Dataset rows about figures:
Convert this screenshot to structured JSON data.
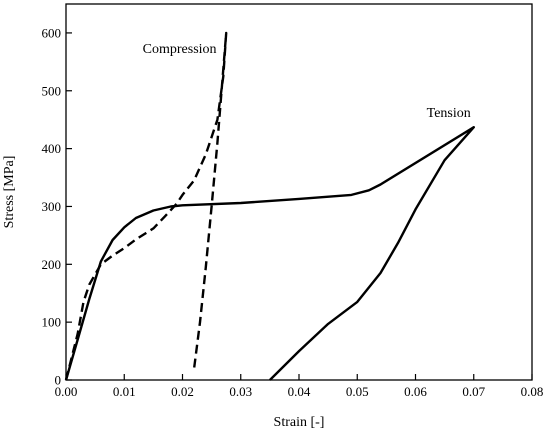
{
  "chart_data": {
    "type": "line",
    "xlabel": "Strain [-]",
    "ylabel": "Stress [MPa]",
    "xlim": [
      0,
      0.08
    ],
    "ylim": [
      0,
      650
    ],
    "x_ticks": [
      "0.00",
      "0.01",
      "0.02",
      "0.03",
      "0.04",
      "0.05",
      "0.06",
      "0.07",
      "0.08"
    ],
    "y_ticks": [
      "0",
      "100",
      "200",
      "300",
      "400",
      "500",
      "600"
    ],
    "grid": false,
    "legend": "none",
    "annotations": [
      "Compression",
      "Tension"
    ],
    "series": [
      {
        "name": "Tension",
        "line_style": "solid",
        "color": "#000000",
        "x": [
          0.0,
          0.002,
          0.004,
          0.006,
          0.008,
          0.01,
          0.012,
          0.015,
          0.018,
          0.02,
          0.03,
          0.04,
          0.049,
          0.052,
          0.054,
          0.07,
          0.065,
          0.06,
          0.057,
          0.054,
          0.05,
          0.045,
          0.04,
          0.035
        ],
        "y": [
          0,
          70,
          140,
          205,
          242,
          264,
          280,
          293,
          300,
          302,
          306,
          313,
          320,
          328,
          338,
          437,
          380,
          295,
          237,
          185,
          135,
          97,
          50,
          0
        ]
      },
      {
        "name": "Compression",
        "line_style": "dashed",
        "color": "#000000",
        "x": [
          0.0,
          0.002,
          0.003,
          0.004,
          0.006,
          0.008,
          0.01,
          0.012,
          0.015,
          0.017,
          0.019,
          0.02,
          0.022,
          0.024,
          0.026,
          0.027,
          0.0275,
          0.026,
          0.025,
          0.024,
          0.023,
          0.022
        ],
        "y": [
          0,
          80,
          135,
          165,
          200,
          215,
          228,
          243,
          262,
          283,
          305,
          320,
          345,
          390,
          450,
          525,
          600,
          410,
          300,
          195,
          100,
          20
        ]
      }
    ]
  }
}
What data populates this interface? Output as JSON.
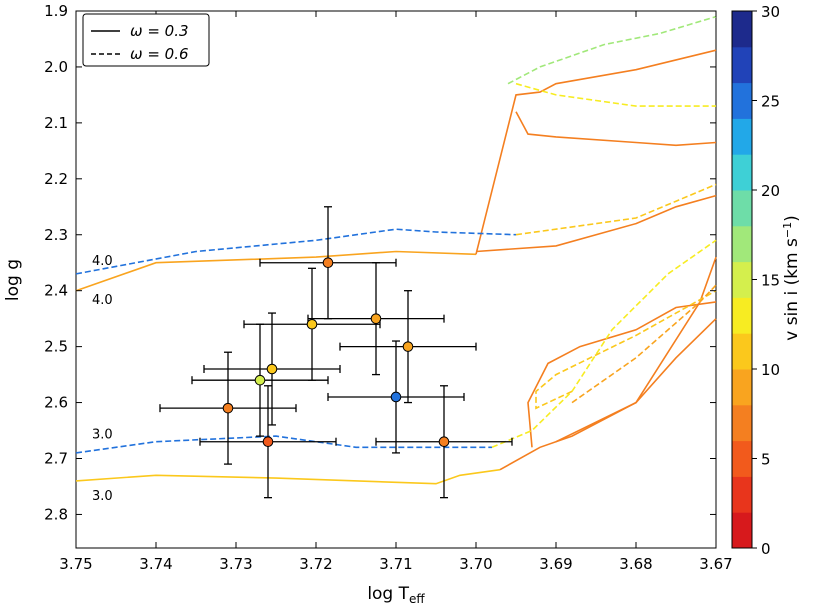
{
  "chart_data": {
    "type": "scatter",
    "xlabel": "log T",
    "xlabel_sub": "eff",
    "ylabel": "log g",
    "xlim": [
      3.75,
      3.67
    ],
    "ylim": [
      1.9,
      2.86
    ],
    "x_ticks": [
      "3.75",
      "3.74",
      "3.73",
      "3.72",
      "3.71",
      "3.70",
      "3.69",
      "3.68",
      "3.67"
    ],
    "x_tick_values": [
      3.75,
      3.74,
      3.73,
      3.72,
      3.71,
      3.7,
      3.69,
      3.68,
      3.67
    ],
    "y_ticks": [
      "1.9",
      "2.0",
      "2.1",
      "2.2",
      "2.3",
      "2.4",
      "2.5",
      "2.6",
      "2.7",
      "2.8"
    ],
    "y_tick_values": [
      1.9,
      2.0,
      2.1,
      2.2,
      2.3,
      2.4,
      2.5,
      2.6,
      2.7,
      2.8
    ],
    "legend": {
      "position": "top-left",
      "entries": [
        {
          "label": "ω = 0.3",
          "style": "solid"
        },
        {
          "label": "ω = 0.6",
          "style": "dashed"
        }
      ]
    },
    "colorbar": {
      "label": "v sin i  (km s",
      "label_sup": "−1",
      "label_close": ")",
      "min": 0,
      "max": 30,
      "ticks": [
        "0",
        "5",
        "10",
        "15",
        "20",
        "25",
        "30"
      ],
      "tick_values": [
        0,
        5,
        10,
        15,
        20,
        25,
        30
      ],
      "colors": [
        "#d7191c",
        "#e8351c",
        "#f25a1c",
        "#f47f20",
        "#f9a41f",
        "#fbc81c",
        "#f7ec22",
        "#d4ef4d",
        "#a1e87a",
        "#6edda8",
        "#3ed0d6",
        "#22a8e8",
        "#2272dc",
        "#2143b8",
        "#1d2a8c"
      ]
    },
    "annotations": [
      {
        "text": "4.0",
        "x": 3.749,
        "y": 2.345
      },
      {
        "text": "4.0",
        "x": 3.749,
        "y": 2.415
      },
      {
        "text": "3.0",
        "x": 3.749,
        "y": 2.655
      },
      {
        "text": "3.0",
        "x": 3.749,
        "y": 2.765
      }
    ],
    "points": [
      {
        "x": 3.7185,
        "y": 2.35,
        "xerr": 0.0085,
        "yerr": 0.1,
        "vsini": 7
      },
      {
        "x": 3.7125,
        "y": 2.45,
        "xerr": 0.0085,
        "yerr": 0.1,
        "vsini": 9
      },
      {
        "x": 3.7205,
        "y": 2.46,
        "xerr": 0.0085,
        "yerr": 0.1,
        "vsini": 11
      },
      {
        "x": 3.7085,
        "y": 2.5,
        "xerr": 0.0085,
        "yerr": 0.1,
        "vsini": 9
      },
      {
        "x": 3.7255,
        "y": 2.54,
        "xerr": 0.0085,
        "yerr": 0.1,
        "vsini": 11
      },
      {
        "x": 3.727,
        "y": 2.56,
        "xerr": 0.0085,
        "yerr": 0.1,
        "vsini": 15
      },
      {
        "x": 3.71,
        "y": 2.59,
        "xerr": 0.0085,
        "yerr": 0.1,
        "vsini": 24
      },
      {
        "x": 3.731,
        "y": 2.61,
        "xerr": 0.0085,
        "yerr": 0.1,
        "vsini": 7
      },
      {
        "x": 3.726,
        "y": 2.67,
        "xerr": 0.0085,
        "yerr": 0.1,
        "vsini": 5
      },
      {
        "x": 3.704,
        "y": 2.67,
        "xerr": 0.0085,
        "yerr": 0.1,
        "vsini": 7
      }
    ],
    "tracks": [
      {
        "name": "omega-0.3-logg-4.0-low",
        "style": "solid",
        "vsini": 8,
        "points": [
          [
            3.75,
            2.4
          ],
          [
            3.74,
            2.35
          ],
          [
            3.72,
            2.34
          ],
          [
            3.71,
            2.33
          ],
          [
            3.7,
            2.335
          ]
        ]
      },
      {
        "name": "omega-0.3-logg-4.0-upper",
        "style": "solid",
        "vsini": 7,
        "points": [
          [
            3.7,
            2.335
          ],
          [
            3.695,
            2.05
          ],
          [
            3.692,
            2.045
          ],
          [
            3.69,
            2.03
          ],
          [
            3.68,
            2.005
          ],
          [
            3.67,
            1.97
          ]
        ]
      },
      {
        "name": "omega-0.3-loop",
        "style": "solid",
        "vsini": 6,
        "points": [
          [
            3.695,
            2.08
          ],
          [
            3.6935,
            2.12
          ],
          [
            3.69,
            2.125
          ],
          [
            3.68,
            2.135
          ],
          [
            3.675,
            2.14
          ],
          [
            3.67,
            2.135
          ]
        ]
      },
      {
        "name": "omega-0.3-logg-4.0-tail",
        "style": "solid",
        "vsini": 6,
        "points": [
          [
            3.7,
            2.33
          ],
          [
            3.69,
            2.32
          ],
          [
            3.68,
            2.28
          ],
          [
            3.675,
            2.25
          ],
          [
            3.67,
            2.23
          ]
        ]
      },
      {
        "name": "omega-0.3-logg-3.0-low",
        "style": "solid",
        "vsini": 10,
        "points": [
          [
            3.75,
            2.74
          ],
          [
            3.74,
            2.73
          ],
          [
            3.725,
            2.735
          ],
          [
            3.705,
            2.745
          ],
          [
            3.702,
            2.73
          ],
          [
            3.697,
            2.72
          ]
        ]
      },
      {
        "name": "omega-0.3-logg-3.0-upper",
        "style": "solid",
        "vsini": 7,
        "points": [
          [
            3.697,
            2.72
          ],
          [
            3.692,
            2.68
          ],
          [
            3.688,
            2.66
          ],
          [
            3.68,
            2.6
          ],
          [
            3.675,
            2.52
          ],
          [
            3.67,
            2.45
          ]
        ]
      },
      {
        "name": "omega-0.3-logg-3.0-loop",
        "style": "solid",
        "vsini": 7,
        "points": [
          [
            3.693,
            2.68
          ],
          [
            3.6935,
            2.6
          ],
          [
            3.691,
            2.53
          ],
          [
            3.687,
            2.5
          ],
          [
            3.68,
            2.47
          ],
          [
            3.675,
            2.43
          ],
          [
            3.67,
            2.42
          ]
        ]
      },
      {
        "name": "omega-0.3-logg-3.0-tail",
        "style": "solid",
        "vsini": 6,
        "points": [
          [
            3.69,
            2.67
          ],
          [
            3.68,
            2.6
          ],
          [
            3.672,
            2.42
          ],
          [
            3.67,
            2.34
          ]
        ]
      },
      {
        "name": "omega-0.6-logg-4.0-low",
        "style": "dashed",
        "vsini": 24,
        "points": [
          [
            3.75,
            2.37
          ],
          [
            3.735,
            2.33
          ],
          [
            3.72,
            2.31
          ],
          [
            3.71,
            2.29
          ],
          [
            3.705,
            2.295
          ],
          [
            3.695,
            2.3
          ]
        ]
      },
      {
        "name": "omega-0.6-logg-4.0-upper",
        "style": "dashed",
        "vsini": 17,
        "points": [
          [
            3.696,
            2.03
          ],
          [
            3.692,
            2.0
          ],
          [
            3.688,
            1.98
          ],
          [
            3.684,
            1.96
          ],
          [
            3.677,
            1.94
          ],
          [
            3.67,
            1.91
          ]
        ]
      },
      {
        "name": "omega-0.6-logg-4.0-mid",
        "style": "dashed",
        "vsini": 13,
        "points": [
          [
            3.695,
            2.03
          ],
          [
            3.69,
            2.05
          ],
          [
            3.685,
            2.06
          ],
          [
            3.68,
            2.07
          ],
          [
            3.675,
            2.07
          ],
          [
            3.67,
            2.07
          ]
        ]
      },
      {
        "name": "omega-0.6-logg-4.0-tail",
        "style": "dashed",
        "vsini": 11,
        "points": [
          [
            3.695,
            2.3
          ],
          [
            3.685,
            2.28
          ],
          [
            3.68,
            2.27
          ],
          [
            3.675,
            2.24
          ],
          [
            3.67,
            2.21
          ]
        ]
      },
      {
        "name": "omega-0.6-logg-3.0-low",
        "style": "dashed",
        "vsini": 25,
        "points": [
          [
            3.75,
            2.69
          ],
          [
            3.74,
            2.67
          ],
          [
            3.725,
            2.66
          ],
          [
            3.715,
            2.68
          ],
          [
            3.705,
            2.68
          ],
          [
            3.698,
            2.68
          ]
        ]
      },
      {
        "name": "omega-0.6-logg-3.0-upper",
        "style": "dashed",
        "vsini": 13,
        "points": [
          [
            3.698,
            2.68
          ],
          [
            3.693,
            2.65
          ],
          [
            3.688,
            2.58
          ],
          [
            3.683,
            2.47
          ],
          [
            3.676,
            2.37
          ],
          [
            3.67,
            2.31
          ]
        ]
      },
      {
        "name": "omega-0.6-logg-3.0-loop",
        "style": "dashed",
        "vsini": 11,
        "points": [
          [
            3.688,
            2.58
          ],
          [
            3.6925,
            2.61
          ],
          [
            3.6925,
            2.58
          ],
          [
            3.69,
            2.55
          ],
          [
            3.68,
            2.48
          ],
          [
            3.675,
            2.44
          ],
          [
            3.67,
            2.4
          ]
        ]
      },
      {
        "name": "omega-0.6-logg-3.0-tail",
        "style": "dashed",
        "vsini": 8,
        "points": [
          [
            3.688,
            2.6
          ],
          [
            3.68,
            2.52
          ],
          [
            3.672,
            2.42
          ],
          [
            3.67,
            2.39
          ]
        ]
      }
    ]
  }
}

-- What you need to do --
Your answer should be a single number: the count of lines in the entries that contain the word "tail".

-- Task answer --
4